## What you should do
Find the lines in the records below that contain "ylabel", and report each of them.
^^^^^^^^
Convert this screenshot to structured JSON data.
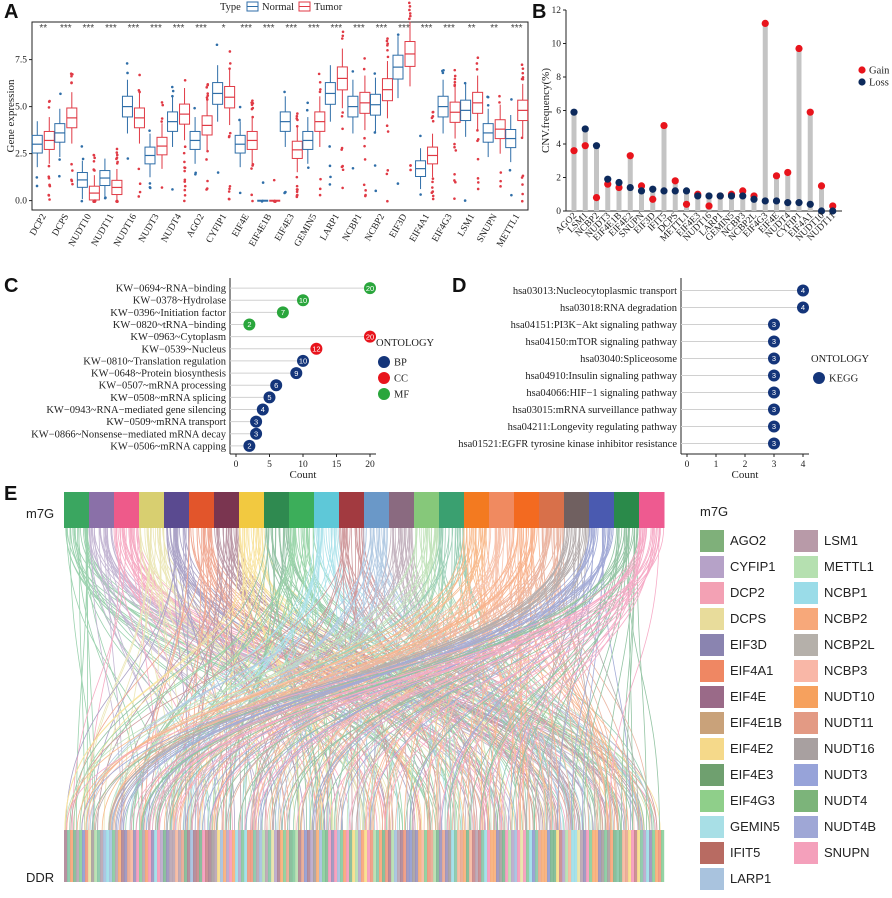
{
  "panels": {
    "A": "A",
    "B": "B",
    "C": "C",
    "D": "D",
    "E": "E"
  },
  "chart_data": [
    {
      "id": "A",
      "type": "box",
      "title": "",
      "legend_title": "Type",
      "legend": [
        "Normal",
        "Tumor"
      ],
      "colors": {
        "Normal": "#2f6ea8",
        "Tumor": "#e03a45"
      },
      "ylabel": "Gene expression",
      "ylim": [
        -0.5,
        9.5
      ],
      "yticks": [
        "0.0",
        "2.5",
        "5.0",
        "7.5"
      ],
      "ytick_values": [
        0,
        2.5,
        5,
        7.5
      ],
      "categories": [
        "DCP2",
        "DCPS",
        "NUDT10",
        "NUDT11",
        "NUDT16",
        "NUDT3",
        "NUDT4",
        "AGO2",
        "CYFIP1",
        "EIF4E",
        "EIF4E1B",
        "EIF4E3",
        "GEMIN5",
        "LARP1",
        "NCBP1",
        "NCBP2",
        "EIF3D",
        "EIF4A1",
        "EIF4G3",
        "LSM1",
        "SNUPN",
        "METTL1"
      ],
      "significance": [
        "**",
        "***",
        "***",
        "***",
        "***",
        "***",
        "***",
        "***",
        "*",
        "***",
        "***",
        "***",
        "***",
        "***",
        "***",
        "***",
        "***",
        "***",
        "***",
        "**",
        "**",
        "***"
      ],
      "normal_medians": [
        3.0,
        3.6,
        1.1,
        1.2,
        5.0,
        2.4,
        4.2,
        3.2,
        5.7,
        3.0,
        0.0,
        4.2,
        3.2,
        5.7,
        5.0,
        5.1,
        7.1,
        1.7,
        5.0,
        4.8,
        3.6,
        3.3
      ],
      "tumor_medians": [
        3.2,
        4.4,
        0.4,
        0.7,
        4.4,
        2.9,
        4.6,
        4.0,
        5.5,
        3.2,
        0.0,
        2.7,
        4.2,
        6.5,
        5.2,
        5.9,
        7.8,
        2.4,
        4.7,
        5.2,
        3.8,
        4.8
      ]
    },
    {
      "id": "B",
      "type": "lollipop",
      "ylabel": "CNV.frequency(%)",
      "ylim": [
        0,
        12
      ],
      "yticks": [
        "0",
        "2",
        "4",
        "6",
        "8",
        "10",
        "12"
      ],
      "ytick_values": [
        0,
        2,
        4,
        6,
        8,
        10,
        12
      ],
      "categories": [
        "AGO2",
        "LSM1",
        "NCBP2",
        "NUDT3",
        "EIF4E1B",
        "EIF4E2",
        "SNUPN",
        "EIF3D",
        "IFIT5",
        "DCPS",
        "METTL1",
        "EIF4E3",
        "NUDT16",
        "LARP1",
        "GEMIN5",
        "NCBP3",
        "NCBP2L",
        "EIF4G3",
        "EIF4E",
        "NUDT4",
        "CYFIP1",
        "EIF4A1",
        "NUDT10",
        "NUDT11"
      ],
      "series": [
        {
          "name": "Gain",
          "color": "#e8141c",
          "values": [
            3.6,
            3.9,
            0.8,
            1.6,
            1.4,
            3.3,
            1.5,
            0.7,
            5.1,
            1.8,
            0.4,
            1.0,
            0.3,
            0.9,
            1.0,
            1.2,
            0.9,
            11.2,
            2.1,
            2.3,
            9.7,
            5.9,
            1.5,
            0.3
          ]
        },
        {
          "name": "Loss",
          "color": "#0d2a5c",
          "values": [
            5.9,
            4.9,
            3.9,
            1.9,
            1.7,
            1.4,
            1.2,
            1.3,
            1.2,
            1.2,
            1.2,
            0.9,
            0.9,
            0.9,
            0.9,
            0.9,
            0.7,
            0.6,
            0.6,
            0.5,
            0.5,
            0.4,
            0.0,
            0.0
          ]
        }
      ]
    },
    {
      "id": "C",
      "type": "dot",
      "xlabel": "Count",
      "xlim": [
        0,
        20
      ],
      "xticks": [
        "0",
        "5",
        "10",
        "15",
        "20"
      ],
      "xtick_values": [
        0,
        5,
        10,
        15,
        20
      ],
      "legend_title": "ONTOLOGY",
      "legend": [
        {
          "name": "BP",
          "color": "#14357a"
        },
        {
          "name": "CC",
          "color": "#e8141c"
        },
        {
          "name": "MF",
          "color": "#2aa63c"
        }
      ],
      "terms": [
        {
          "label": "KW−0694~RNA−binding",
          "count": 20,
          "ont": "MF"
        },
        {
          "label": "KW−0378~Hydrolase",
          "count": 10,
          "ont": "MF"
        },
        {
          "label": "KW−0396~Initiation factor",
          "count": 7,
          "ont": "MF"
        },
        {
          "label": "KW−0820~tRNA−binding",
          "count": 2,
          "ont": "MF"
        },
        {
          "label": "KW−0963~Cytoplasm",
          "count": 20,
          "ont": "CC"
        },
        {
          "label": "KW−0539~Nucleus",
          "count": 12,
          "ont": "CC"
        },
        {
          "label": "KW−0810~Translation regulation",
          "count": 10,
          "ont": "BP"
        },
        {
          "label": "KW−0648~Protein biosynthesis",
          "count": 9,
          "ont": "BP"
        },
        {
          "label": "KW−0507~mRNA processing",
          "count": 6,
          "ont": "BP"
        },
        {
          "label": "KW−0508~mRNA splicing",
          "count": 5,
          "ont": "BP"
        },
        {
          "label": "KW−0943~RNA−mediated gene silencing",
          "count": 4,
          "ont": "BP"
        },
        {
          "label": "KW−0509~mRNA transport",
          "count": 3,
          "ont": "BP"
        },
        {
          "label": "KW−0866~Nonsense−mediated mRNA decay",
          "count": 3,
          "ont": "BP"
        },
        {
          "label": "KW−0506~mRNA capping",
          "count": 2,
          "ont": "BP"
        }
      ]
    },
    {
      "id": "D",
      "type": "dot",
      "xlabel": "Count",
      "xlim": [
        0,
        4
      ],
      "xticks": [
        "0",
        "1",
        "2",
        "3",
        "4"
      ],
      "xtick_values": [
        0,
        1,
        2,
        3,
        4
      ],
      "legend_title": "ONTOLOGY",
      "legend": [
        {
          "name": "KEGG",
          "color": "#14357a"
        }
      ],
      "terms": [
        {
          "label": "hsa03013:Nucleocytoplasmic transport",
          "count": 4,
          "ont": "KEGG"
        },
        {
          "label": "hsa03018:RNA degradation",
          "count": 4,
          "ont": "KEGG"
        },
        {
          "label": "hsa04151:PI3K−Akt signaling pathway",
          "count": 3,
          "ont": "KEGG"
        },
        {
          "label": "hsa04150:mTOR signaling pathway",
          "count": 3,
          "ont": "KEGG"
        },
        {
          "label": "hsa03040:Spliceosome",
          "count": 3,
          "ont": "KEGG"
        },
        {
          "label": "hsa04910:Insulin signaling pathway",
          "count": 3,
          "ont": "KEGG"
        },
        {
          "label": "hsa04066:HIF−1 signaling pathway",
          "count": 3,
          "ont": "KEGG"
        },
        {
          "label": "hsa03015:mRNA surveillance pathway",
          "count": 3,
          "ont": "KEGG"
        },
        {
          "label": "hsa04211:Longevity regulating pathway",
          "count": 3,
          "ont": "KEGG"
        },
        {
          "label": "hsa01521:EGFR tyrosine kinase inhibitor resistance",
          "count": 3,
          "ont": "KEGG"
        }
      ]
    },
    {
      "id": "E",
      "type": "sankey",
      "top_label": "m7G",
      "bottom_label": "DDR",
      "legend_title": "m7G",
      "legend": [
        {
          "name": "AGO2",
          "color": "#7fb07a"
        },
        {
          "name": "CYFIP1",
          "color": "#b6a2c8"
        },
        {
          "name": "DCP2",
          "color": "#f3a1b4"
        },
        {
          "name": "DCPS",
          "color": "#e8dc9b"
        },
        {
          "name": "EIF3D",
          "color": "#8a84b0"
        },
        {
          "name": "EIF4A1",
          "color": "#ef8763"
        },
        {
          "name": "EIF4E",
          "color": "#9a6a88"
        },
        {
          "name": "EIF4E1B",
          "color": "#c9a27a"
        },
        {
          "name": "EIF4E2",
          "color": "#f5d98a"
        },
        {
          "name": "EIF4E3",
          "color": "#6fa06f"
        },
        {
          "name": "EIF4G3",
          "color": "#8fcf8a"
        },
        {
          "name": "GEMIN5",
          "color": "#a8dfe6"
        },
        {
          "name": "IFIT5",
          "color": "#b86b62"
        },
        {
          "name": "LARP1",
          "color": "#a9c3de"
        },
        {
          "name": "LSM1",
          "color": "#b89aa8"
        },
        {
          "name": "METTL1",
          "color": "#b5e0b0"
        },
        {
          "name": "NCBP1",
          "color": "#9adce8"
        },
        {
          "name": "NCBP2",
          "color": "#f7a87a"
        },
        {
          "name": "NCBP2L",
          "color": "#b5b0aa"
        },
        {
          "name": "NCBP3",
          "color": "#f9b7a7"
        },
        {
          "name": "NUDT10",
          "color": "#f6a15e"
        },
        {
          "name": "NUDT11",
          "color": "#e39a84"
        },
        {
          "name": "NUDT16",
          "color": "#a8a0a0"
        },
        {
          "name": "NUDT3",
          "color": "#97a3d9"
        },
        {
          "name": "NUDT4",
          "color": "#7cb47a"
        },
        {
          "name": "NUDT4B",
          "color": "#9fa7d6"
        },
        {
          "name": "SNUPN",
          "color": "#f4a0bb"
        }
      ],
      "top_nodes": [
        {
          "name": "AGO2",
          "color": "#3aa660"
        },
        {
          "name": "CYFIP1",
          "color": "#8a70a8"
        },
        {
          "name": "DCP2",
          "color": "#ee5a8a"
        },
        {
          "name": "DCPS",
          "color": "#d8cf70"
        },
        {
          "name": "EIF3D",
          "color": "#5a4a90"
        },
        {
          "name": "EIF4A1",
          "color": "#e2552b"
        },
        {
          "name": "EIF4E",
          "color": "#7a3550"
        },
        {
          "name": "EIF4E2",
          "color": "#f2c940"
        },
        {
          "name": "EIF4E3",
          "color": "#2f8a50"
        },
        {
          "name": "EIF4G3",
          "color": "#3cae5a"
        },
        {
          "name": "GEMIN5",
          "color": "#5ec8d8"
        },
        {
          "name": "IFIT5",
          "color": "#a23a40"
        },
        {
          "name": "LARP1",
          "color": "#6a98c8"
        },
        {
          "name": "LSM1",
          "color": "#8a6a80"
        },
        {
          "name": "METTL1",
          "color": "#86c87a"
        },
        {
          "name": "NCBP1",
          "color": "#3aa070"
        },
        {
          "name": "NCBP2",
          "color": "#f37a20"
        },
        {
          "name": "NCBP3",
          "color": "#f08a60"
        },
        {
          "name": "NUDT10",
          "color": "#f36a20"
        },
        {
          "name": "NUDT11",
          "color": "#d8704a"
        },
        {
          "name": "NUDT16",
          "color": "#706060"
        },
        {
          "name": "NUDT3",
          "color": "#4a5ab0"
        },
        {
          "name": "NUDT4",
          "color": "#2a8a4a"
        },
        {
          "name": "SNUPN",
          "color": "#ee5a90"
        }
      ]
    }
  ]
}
^^^^^^^^
## Response area
      "ylabel": "Gene expression",
      "ylabel": "CNV.frequency(%)",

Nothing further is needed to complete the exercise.